EXERCISE MATERIALS:
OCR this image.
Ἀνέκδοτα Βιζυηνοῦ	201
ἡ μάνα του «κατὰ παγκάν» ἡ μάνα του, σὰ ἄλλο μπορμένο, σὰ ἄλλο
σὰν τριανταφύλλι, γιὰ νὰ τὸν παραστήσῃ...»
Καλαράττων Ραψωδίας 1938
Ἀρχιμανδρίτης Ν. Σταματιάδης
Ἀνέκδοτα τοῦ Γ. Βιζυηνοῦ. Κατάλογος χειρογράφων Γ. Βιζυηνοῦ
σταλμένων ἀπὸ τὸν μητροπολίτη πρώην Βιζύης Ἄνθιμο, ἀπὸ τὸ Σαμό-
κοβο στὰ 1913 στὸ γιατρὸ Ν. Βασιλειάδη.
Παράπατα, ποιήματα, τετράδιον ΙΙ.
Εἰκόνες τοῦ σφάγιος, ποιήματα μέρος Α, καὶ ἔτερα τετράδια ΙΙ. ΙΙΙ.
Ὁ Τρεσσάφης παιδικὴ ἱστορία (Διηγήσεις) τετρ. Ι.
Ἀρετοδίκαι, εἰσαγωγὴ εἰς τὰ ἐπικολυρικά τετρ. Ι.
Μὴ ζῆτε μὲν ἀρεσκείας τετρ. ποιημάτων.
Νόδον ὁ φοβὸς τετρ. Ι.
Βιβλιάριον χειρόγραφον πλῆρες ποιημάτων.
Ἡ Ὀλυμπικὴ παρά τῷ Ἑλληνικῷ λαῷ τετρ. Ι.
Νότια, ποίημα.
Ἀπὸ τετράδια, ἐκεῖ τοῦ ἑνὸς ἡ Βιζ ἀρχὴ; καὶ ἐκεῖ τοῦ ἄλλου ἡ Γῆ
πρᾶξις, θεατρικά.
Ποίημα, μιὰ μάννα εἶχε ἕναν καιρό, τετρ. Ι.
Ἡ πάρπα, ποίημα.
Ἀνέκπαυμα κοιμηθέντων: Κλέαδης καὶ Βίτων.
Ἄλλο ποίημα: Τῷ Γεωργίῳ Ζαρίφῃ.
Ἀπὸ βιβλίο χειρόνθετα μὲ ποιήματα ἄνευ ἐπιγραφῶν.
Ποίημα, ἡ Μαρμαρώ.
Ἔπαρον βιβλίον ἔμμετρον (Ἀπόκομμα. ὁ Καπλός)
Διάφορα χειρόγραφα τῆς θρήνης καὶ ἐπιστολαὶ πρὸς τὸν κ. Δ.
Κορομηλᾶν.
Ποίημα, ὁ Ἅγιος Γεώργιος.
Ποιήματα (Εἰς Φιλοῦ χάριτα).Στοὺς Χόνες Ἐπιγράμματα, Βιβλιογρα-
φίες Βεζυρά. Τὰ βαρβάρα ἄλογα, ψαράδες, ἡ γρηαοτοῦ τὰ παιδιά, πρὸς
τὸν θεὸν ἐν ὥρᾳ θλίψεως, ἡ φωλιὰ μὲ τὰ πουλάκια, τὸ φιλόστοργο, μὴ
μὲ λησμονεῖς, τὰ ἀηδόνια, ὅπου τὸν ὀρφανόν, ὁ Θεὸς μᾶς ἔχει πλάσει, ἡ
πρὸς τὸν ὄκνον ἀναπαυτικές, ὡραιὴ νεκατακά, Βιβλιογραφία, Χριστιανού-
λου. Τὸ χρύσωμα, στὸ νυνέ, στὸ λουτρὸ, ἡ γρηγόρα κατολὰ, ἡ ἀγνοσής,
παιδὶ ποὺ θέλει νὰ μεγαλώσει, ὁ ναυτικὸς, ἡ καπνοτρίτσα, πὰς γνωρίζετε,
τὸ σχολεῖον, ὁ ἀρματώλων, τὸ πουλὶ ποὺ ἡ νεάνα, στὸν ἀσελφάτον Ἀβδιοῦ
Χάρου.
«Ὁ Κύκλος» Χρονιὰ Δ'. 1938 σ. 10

TO BE DONE:
All of the lines above must be returned exactly.

WORKED ANSWER:
OCR this image.
Ἀνέκδοτα Βιζυηνοῦ	201
ἡ μάνα του «κατὰ παγκάν» ἡ μάνα του, σὰ ἄλλο μπορμένο, σὰ ἄλλο
σὰν τριανταφύλλι, γιὰ νὰ τὸν παραστήσῃ...»
Καλαράττων Ραψωδίας 1938
Ἀρχιμανδρίτης Ν. Σταματιάδης
Ἀνέκδοτα τοῦ Γ. Βιζυηνοῦ. Κατάλογος χειρογράφων Γ. Βιζυηνοῦ
σταλμένων ἀπὸ τὸν μητροπολίτη πρώην Βιζύης Ἄνθιμο, ἀπὸ τὸ Σαμό-
κοβο στὰ 1913 στὸ γιατρὸ Ν. Βασιλειάδη.
Παράπατα, ποιήματα, τετράδιον ΙΙ.
Εἰκόνες τοῦ σφάγιος, ποιήματα μέρος Α, καὶ ἔτερα τετράδια ΙΙ. ΙΙΙ.
Ὁ Τρεσσάφης παιδικὴ ἱστορία (Διηγήσεις) τετρ. Ι.
Ἀρετοδίκαι, εἰσαγωγὴ εἰς τὰ ἐπικολυρικά τετρ. Ι.
Μὴ ζῆτε μὲν ἀρεσκείας τετρ. ποιημάτων.
Νόδον ὁ φοβὸς τετρ. Ι.
Βιβλιάριον χειρόγραφον πλῆρες ποιημάτων.
Ἡ Ὀλυμπικὴ παρά τῷ Ἑλληνικῷ λαῷ τετρ. Ι.
Νότια, ποίημα.
Ἀπὸ τετράδια, ἐκεῖ τοῦ ἑνὸς ἡ Βιζ ἀρχὴ; καὶ ἐκεῖ τοῦ ἄλλου ἡ Γῆ
πρᾶξις, θεατρικά.
Ποίημα, μιὰ μάννα εἶχε ἕναν καιρό, τετρ. Ι.
Ἡ πάρπα, ποίημα.
Ἀνέκπαυμα κοιμηθέντων: Κλέαδης καὶ Βίτων.
Ἄλλο ποίημα: Τῷ Γεωργίῳ Ζαρίφῃ.
Ἀπὸ βιβλίο χειρόνθετα μὲ ποιήματα ἄνευ ἐπιγραφῶν.
Ποίημα, ἡ Μαρμαρώ.
Ἔπαρον βιβλίον ἔμμετρον (Ἀπόκομμα. ὁ Καπλός)
Διάφορα χειρόγραφα τῆς θρήνης καὶ ἐπιστολαὶ πρὸς τὸν κ. Δ.
Κορομηλᾶν.
Ποίημα, ὁ Ἅγιος Γεώργιος.
Ποιήματα (Εἰς Φιλοῦ χάριτα).Στοὺς Χόνες Ἐπιγράμματα, Βιβλιογρα-
φίες Βεζυρά. Τὰ βαρβάρα ἄλογα, ψαράδες, ἡ γρηαοτοῦ τὰ παιδιά, πρὸς
τὸν θεὸν ἐν ὥρᾳ θλίψεως, ἡ φωλιὰ μὲ τὰ πουλάκια, τὸ φιλόστοργο, μὴ
μὲ λησμονεῖς, τὰ ἀηδόνια, ὅπου τὸν ὀρφανόν, ὁ Θεὸς μᾶς ἔχει πλάσει, ἡ
πρὸς τὸν ὄκνον ἀναπαυτικές, ὡραιὴ νεκατακά, Βιβλιογραφία, Χριστιανού-
λου. Τὸ χρύσωμα, στὸ νυνέ, στὸ λουτρὸ, ἡ γρηγόρα κατολὰ, ἡ ἀγνοσής,
παιδὶ ποὺ θέλει νὰ μεγαλώσει, ὁ ναυτικὸς, ἡ καπνοτρίτσα, πὰς γνωρίζετε,
τὸ σχολεῖον, ὁ ἀρματώλων, τὸ πουλὶ ποὺ ἡ νεάνα, στὸν ἀσελφάτον Ἀβδιοῦ
Χάρου.
«Ὁ Κύκλος» Χρονιὰ Δ'. 1938 σ. 10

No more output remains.